## RAW DATA
⟨
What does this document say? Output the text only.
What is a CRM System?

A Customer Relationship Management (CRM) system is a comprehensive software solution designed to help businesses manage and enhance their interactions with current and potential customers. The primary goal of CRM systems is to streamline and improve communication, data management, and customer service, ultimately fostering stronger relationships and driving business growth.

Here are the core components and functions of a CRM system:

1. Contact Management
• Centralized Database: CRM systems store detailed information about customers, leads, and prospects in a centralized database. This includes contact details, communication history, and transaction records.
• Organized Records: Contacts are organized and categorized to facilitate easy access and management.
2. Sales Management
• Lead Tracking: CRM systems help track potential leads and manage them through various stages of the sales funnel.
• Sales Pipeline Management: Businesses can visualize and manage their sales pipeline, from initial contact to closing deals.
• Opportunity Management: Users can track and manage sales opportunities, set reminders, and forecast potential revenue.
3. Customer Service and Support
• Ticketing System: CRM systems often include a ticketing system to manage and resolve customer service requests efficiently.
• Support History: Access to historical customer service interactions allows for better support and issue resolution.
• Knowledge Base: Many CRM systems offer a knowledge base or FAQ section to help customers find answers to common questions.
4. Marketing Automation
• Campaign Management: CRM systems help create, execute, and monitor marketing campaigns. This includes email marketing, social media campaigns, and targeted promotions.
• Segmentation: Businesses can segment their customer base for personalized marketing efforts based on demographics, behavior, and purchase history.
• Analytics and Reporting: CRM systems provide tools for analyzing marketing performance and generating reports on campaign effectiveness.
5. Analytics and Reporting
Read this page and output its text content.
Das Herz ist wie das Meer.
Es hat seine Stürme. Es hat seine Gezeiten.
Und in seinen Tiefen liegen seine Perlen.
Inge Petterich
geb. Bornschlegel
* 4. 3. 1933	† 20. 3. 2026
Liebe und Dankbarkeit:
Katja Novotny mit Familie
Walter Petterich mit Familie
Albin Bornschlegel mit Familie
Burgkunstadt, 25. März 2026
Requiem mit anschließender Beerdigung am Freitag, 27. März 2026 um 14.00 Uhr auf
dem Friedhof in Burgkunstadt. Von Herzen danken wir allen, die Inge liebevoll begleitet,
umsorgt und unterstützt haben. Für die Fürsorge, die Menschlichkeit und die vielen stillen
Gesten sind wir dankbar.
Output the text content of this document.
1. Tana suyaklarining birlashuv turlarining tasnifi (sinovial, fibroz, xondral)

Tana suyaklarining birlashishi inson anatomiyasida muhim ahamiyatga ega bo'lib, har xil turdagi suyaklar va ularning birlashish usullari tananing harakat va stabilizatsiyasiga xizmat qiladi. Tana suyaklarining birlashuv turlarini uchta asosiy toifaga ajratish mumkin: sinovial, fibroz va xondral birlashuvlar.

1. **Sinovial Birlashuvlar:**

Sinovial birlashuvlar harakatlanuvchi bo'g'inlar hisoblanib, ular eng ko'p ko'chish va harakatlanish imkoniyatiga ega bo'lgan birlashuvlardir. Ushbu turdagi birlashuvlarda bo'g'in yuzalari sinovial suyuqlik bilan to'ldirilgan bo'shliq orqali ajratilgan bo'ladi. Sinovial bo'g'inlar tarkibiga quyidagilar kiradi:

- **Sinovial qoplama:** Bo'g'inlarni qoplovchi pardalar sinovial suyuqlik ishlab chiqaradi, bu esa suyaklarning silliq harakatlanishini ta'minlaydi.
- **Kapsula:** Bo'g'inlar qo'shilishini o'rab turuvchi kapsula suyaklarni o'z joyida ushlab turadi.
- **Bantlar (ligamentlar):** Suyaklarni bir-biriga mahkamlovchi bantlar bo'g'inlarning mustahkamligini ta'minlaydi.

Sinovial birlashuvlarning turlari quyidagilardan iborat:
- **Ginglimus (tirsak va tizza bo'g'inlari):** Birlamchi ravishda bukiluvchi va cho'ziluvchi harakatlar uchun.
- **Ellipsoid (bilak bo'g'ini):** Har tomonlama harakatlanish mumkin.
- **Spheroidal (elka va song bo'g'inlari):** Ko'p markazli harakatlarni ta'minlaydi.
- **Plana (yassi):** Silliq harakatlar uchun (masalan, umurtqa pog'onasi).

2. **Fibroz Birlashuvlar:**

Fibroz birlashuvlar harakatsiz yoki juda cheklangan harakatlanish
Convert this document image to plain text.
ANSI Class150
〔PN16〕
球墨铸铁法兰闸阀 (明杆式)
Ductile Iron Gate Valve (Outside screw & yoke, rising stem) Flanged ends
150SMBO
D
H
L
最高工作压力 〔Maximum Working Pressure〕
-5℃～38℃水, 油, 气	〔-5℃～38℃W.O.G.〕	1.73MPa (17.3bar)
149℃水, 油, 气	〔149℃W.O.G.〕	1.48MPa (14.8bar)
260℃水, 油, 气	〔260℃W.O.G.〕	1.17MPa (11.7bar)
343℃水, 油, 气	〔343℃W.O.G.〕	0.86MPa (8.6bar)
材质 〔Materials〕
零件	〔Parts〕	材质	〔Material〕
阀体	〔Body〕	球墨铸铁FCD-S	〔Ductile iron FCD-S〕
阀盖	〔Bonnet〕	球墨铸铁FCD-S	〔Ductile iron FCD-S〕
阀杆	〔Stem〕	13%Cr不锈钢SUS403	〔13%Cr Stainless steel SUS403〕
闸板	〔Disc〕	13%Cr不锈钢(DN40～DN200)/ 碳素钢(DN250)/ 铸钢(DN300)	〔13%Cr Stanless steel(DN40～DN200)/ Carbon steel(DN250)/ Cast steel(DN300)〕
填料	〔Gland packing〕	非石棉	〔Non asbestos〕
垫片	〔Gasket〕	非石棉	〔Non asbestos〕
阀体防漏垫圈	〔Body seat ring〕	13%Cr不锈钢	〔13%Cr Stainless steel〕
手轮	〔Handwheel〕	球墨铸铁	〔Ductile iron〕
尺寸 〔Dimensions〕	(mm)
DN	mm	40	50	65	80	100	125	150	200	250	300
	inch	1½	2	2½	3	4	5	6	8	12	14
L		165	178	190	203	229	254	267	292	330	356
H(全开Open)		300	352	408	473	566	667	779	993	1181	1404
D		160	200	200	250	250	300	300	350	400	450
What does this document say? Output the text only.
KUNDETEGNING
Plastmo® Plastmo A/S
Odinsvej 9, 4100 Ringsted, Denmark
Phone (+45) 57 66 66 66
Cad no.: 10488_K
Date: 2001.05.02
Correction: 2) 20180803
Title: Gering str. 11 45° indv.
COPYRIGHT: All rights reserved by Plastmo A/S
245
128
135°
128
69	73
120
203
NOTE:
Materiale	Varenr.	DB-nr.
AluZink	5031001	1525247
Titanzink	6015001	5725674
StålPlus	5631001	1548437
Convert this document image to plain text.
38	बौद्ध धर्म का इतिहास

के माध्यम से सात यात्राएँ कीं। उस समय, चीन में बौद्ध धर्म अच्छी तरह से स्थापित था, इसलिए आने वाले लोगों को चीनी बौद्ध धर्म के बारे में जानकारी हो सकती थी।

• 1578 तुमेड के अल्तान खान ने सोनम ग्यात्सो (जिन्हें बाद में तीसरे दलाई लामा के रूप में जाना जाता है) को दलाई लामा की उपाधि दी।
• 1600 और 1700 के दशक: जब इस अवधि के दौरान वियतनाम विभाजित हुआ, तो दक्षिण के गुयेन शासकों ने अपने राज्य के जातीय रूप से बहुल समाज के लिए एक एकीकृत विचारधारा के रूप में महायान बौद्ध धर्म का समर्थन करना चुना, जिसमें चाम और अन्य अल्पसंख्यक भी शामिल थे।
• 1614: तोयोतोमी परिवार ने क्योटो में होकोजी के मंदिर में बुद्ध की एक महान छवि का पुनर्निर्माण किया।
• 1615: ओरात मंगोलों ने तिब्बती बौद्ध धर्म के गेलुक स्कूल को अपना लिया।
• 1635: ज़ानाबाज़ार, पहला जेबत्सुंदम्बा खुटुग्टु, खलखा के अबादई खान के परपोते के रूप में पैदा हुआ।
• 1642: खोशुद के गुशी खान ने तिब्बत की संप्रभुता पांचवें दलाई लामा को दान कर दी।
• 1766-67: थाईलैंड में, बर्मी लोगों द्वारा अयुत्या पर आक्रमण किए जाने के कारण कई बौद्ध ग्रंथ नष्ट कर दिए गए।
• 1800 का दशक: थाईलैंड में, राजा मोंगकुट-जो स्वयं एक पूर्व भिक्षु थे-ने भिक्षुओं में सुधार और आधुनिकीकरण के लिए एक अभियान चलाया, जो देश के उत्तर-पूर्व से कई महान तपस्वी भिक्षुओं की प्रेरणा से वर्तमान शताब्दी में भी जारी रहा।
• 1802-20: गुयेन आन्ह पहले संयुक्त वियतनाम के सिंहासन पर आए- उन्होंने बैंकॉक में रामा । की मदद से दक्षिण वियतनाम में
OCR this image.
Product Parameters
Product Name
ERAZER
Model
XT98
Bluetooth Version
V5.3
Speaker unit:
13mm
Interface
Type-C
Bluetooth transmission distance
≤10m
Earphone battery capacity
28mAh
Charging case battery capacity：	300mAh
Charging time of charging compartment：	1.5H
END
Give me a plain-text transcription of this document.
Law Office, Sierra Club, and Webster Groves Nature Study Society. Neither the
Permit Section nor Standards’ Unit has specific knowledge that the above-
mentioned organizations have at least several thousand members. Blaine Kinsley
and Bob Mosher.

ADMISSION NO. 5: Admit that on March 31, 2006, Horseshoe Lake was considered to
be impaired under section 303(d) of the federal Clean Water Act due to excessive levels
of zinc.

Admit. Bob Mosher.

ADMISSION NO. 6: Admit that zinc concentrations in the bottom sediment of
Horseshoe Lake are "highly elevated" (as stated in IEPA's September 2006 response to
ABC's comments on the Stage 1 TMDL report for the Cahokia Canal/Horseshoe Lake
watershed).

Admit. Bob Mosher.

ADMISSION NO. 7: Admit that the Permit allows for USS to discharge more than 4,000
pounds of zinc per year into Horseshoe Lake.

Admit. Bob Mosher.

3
⟩
## DIRECTIONS FOR THIS TASK
Beginning with the line that contains "OCR this image.", quote each line exactly through the last line of the entries above, and nothing beyond them.

## TASK RESULT
OCR this image.
Product Parameters
Product Name
ERAZER
Model
XT98
Bluetooth Version
V5.3
Speaker unit:
13mm
Interface
Type-C
Bluetooth transmission distance
≤10m
Earphone battery capacity
28mAh
Charging case battery capacity：	300mAh
Charging time of charging compartment：	1.5H
END
Give me a plain-text transcription of this document.
Law Office, Sierra Club, and Webster Groves Nature Study Society. Neither the
Permit Section nor Standards’ Unit has specific knowledge that the above-
mentioned organizations have at least several thousand members. Blaine Kinsley
and Bob Mosher.

ADMISSION NO. 5: Admit that on March 31, 2006, Horseshoe Lake was considered to
be impaired under section 303(d) of the federal Clean Water Act due to excessive levels
of zinc.

Admit. Bob Mosher.

ADMISSION NO. 6: Admit that zinc concentrations in the bottom sediment of
Horseshoe Lake are "highly elevated" (as stated in IEPA's September 2006 response to
ABC's comments on the Stage 1 TMDL report for the Cahokia Canal/Horseshoe Lake
watershed).

Admit. Bob Mosher.

ADMISSION NO. 7: Admit that the Permit allows for USS to discharge more than 4,000
pounds of zinc per year into Horseshoe Lake.

Admit. Bob Mosher.

3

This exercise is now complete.